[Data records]
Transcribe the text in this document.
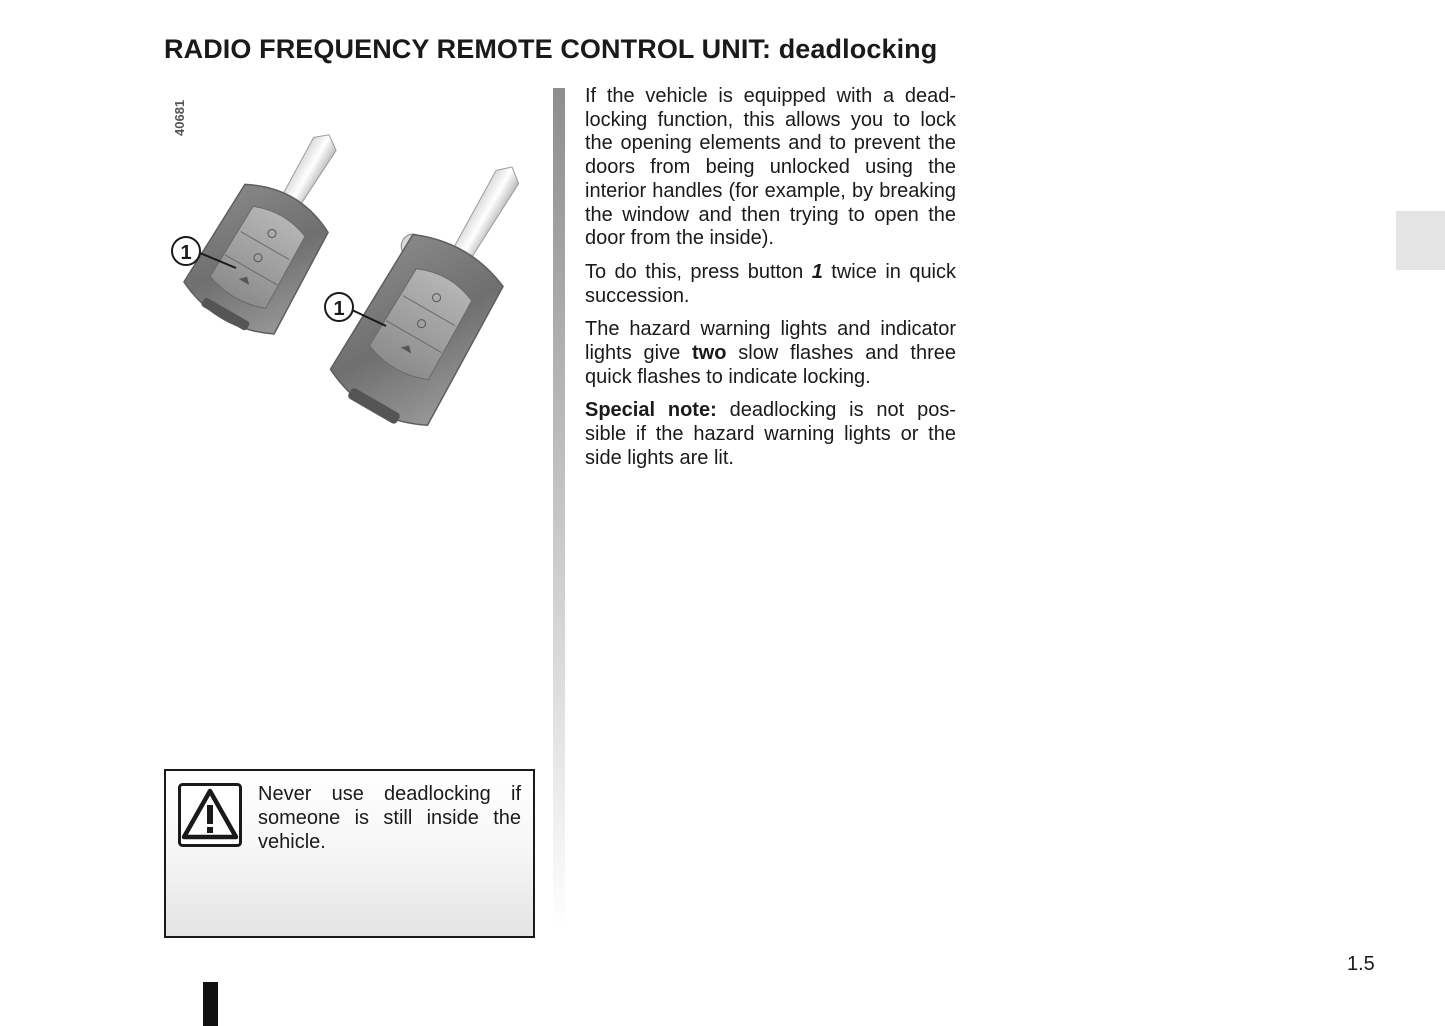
RADIO FREQUENCY REMOTE CONTROL UNIT: deadlocking
40681
1
1

If the vehicle is equipped with a dead-locking function, this allows you to lock the opening elements and to prevent the doors from being unlocked using the interior handles (for example, by breaking the window and then trying to open the door from the inside).

To do this, press button 1 twice in quick succession.

The hazard warning lights and indicator lights give two slow flashes and three quick flashes to indicate locking.

Special note: deadlocking is not pos-sible if the hazard warning lights or the side lights are lit.

Never use deadlocking if someone is still inside the vehicle.
1.5
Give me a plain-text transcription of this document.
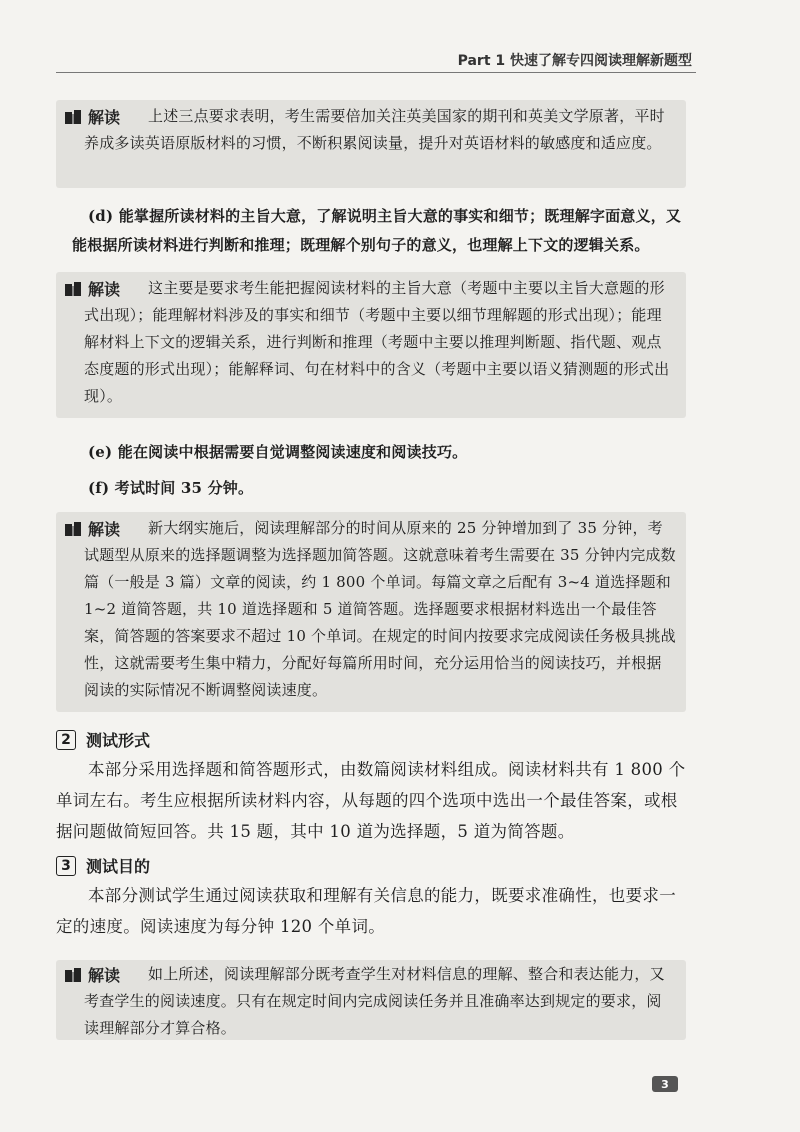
Part 1 快速了解专四阅读理解新题型
解读	上述三点要求表明，考生需要倍加关注英美国家的期刊和英美文学原著，平时养成多读英语原版材料的习惯，不断积累阅读量，提升对英语材料的敏感度和适应度。
(d) 能掌握所读材料的主旨大意，了解说明主旨大意的事实和细节；既理解字面意义，又能根据所读材料进行判断和推理；既理解个别句子的意义，也理解上下文的逻辑关系。
解读	这主要是要求考生能把握阅读材料的主旨大意（考题中主要以主旨大意题的形式出现）；能理解材料涉及的事实和细节（考题中主要以细节理解题的形式出现）；能理解材料上下文的逻辑关系，进行判断和推理（考题中主要以推理判断题、指代题、观点态度题的形式出现）；能解释词、句在材料中的含义（考题中主要以语义猜测题的形式出现）。
(e) 能在阅读中根据需要自觉调整阅读速度和阅读技巧。
(f) 考试时间 35 分钟。
解读	新大纲实施后，阅读理解部分的时间从原来的 25 分钟增加到了 35 分钟，考试题型从原来的选择题调整为选择题加简答题。这就意味着考生需要在 35 分钟内完成数篇（一般是 3 篇）文章的阅读，约 1 800 个单词。每篇文章之后配有 3~4 道选择题和 1~2 道简答题，共 10 道选择题和 5 道简答题。选择题要求根据材料选出一个最佳答案，简答题的答案要求不超过 10 个单词。在规定的时间内按要求完成阅读任务极具挑战性，这就需要考生集中精力，分配好每篇所用时间，充分运用恰当的阅读技巧，并根据阅读的实际情况不断调整阅读速度。
2 测试形式
本部分采用选择题和简答题形式，由数篇阅读材料组成。阅读材料共有 1 800 个单词左右。考生应根据所读材料内容，从每题的四个选项中选出一个最佳答案，或根据问题做简短回答。共 15 题，其中 10 道为选择题，5 道为简答题。
3 测试目的
本部分测试学生通过阅读获取和理解有关信息的能力，既要求准确性，也要求一定的速度。阅读速度为每分钟 120 个单词。
解读	如上所述，阅读理解部分既考查学生对材料信息的理解、整合和表达能力，又考查学生的阅读速度。只有在规定时间内完成阅读任务并且准确率达到规定的要求，阅读理解部分才算合格。
3
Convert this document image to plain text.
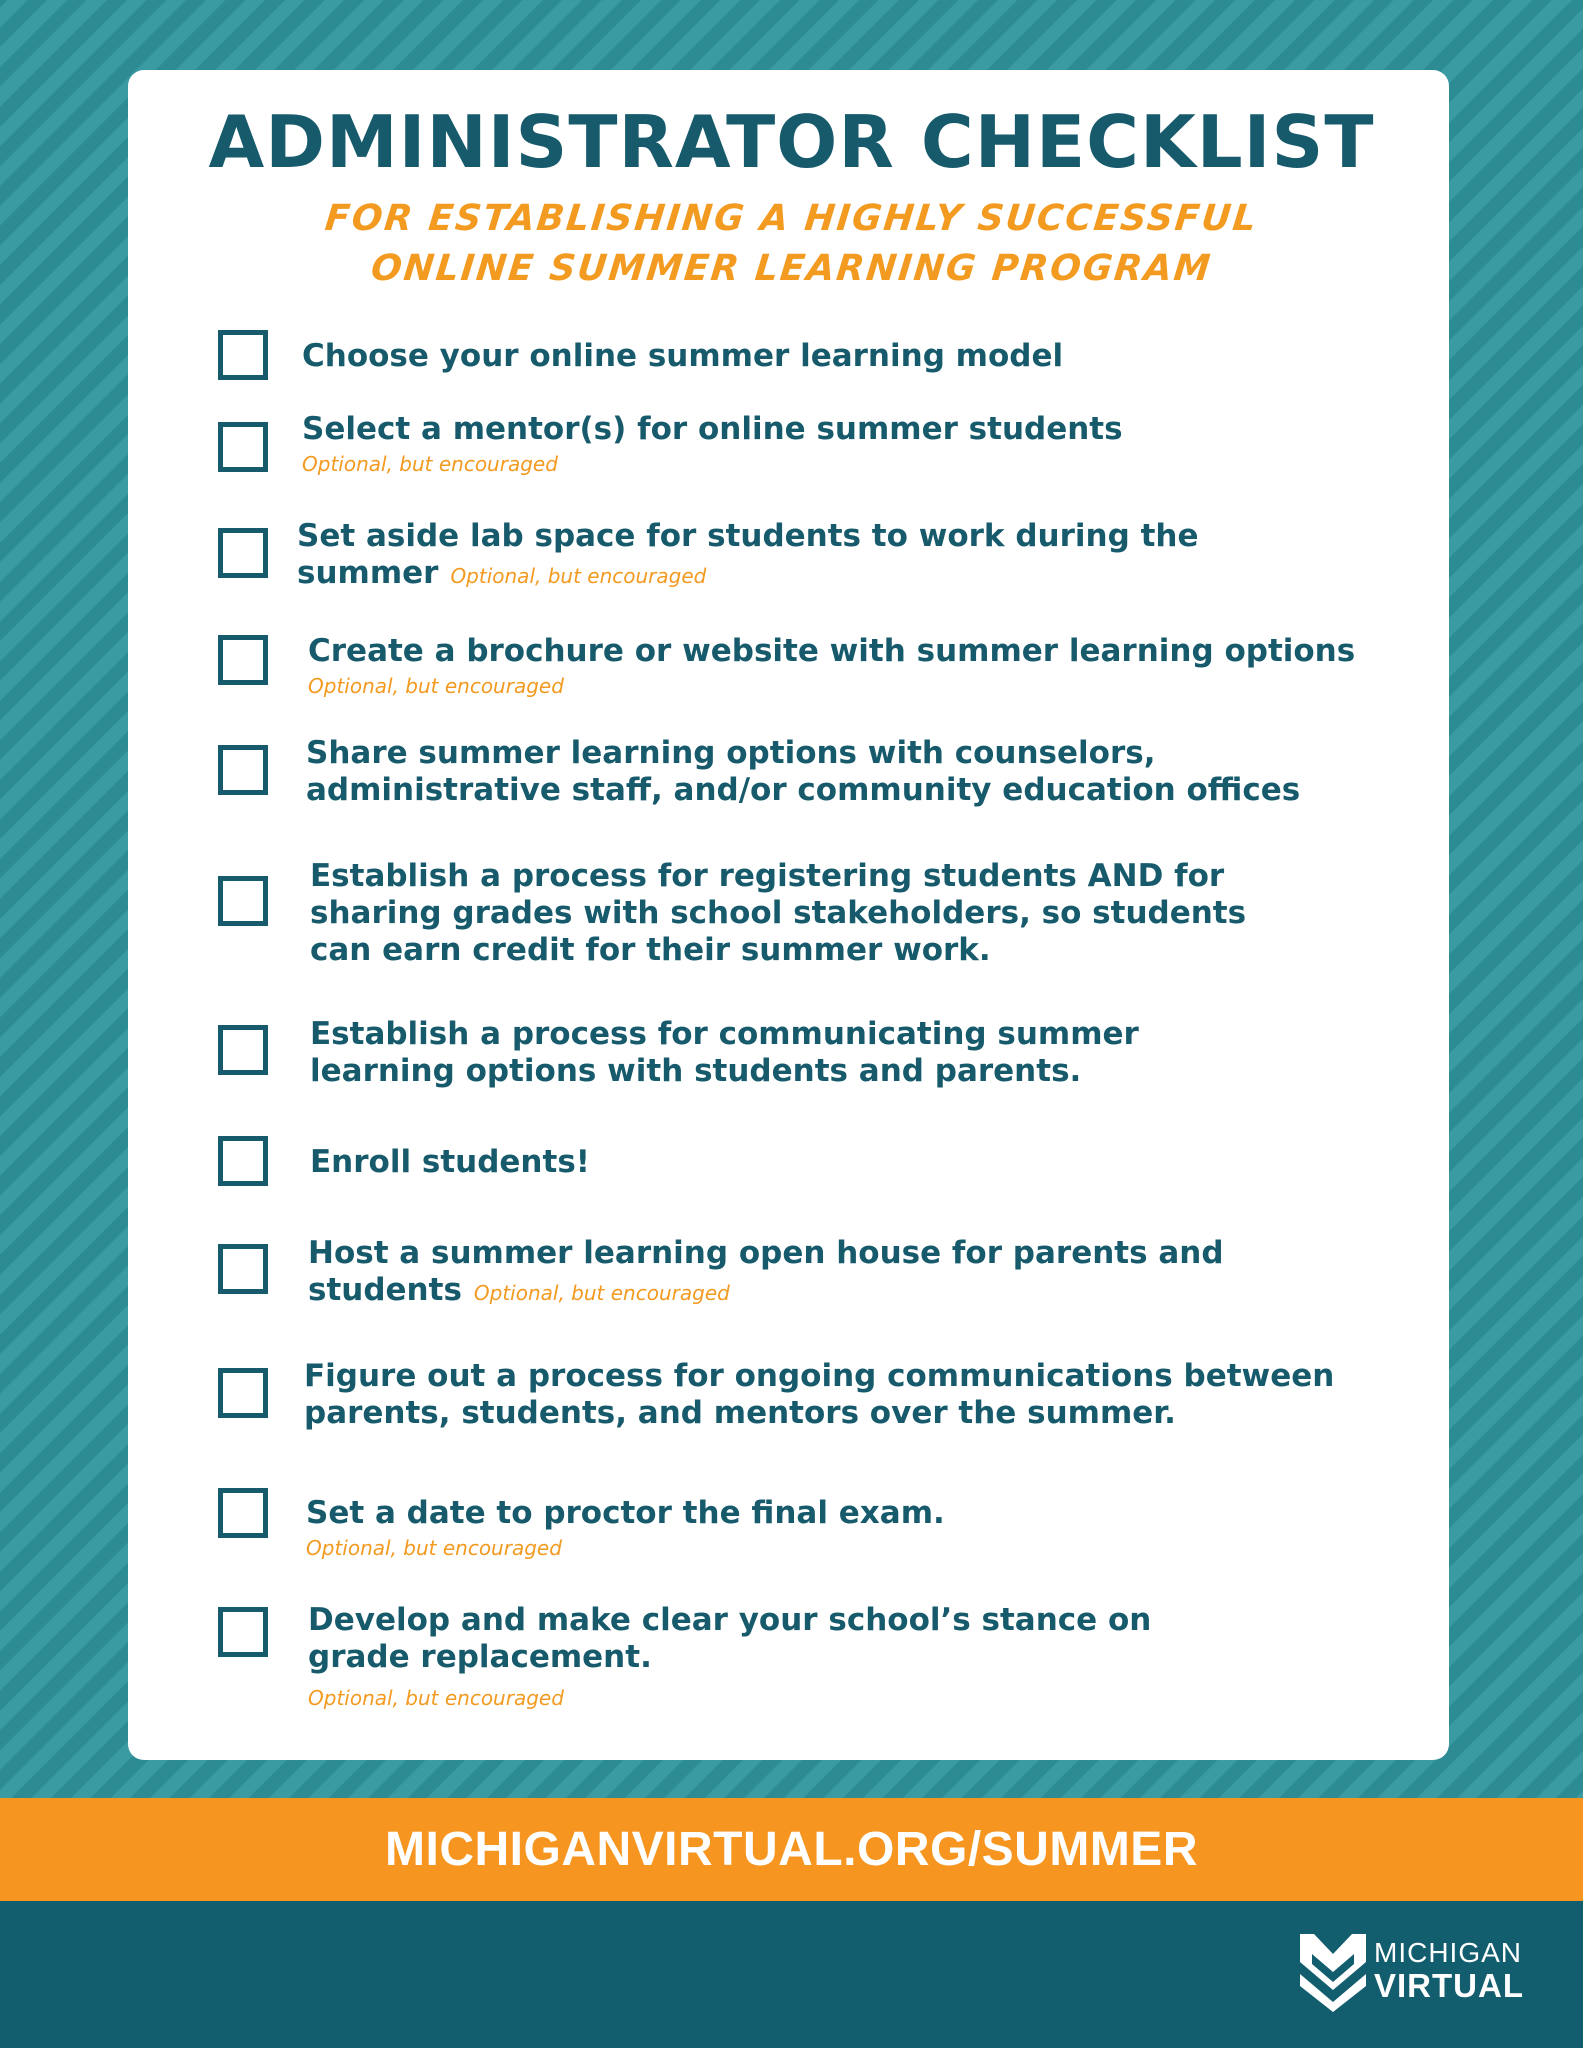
ADMINISTRATOR CHECKLIST
FOR ESTABLISHING A HIGHLY SUCCESSFUL
ONLINE SUMMER LEARNING PROGRAM
Choose your online summer learning model
Select a mentor(s) for online summer students
Optional, but encouraged
Set aside lab space for students to work during the
summer Optional, but encouraged
Create a brochure or website with summer learning options
Optional, but encouraged
Share summer learning options with counselors,
administrative staff, and/or community education offices
Establish a process for registering students AND for
sharing grades with school stakeholders, so students
can earn credit for their summer work.
Establish a process for communicating summer
learning options with students and parents.
Enroll students!
Host a summer learning open house for parents and
students Optional, but encouraged
Figure out a process for ongoing communications between
parents, students, and mentors over the summer.
Set a date to proctor the final exam.
Optional, but encouraged
Develop and make clear your school’s stance on
grade replacement.
Optional, but encouraged
MICHIGANVIRTUAL.ORG/SUMMER
MICHIGAN
VIRTUAL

◆ **What you need to do**
Go through the records above and copy every line with the word "inside".

◆ **Result for this exercise**
If the vehicle is equipped with a dead-locking function, this allows you to lock the opening elements and to prevent the doors from being unlocked using the interior handles (for example, by breaking the window and then trying to open the door from the inside).
Never use deadlocking if someone is still inside the vehicle.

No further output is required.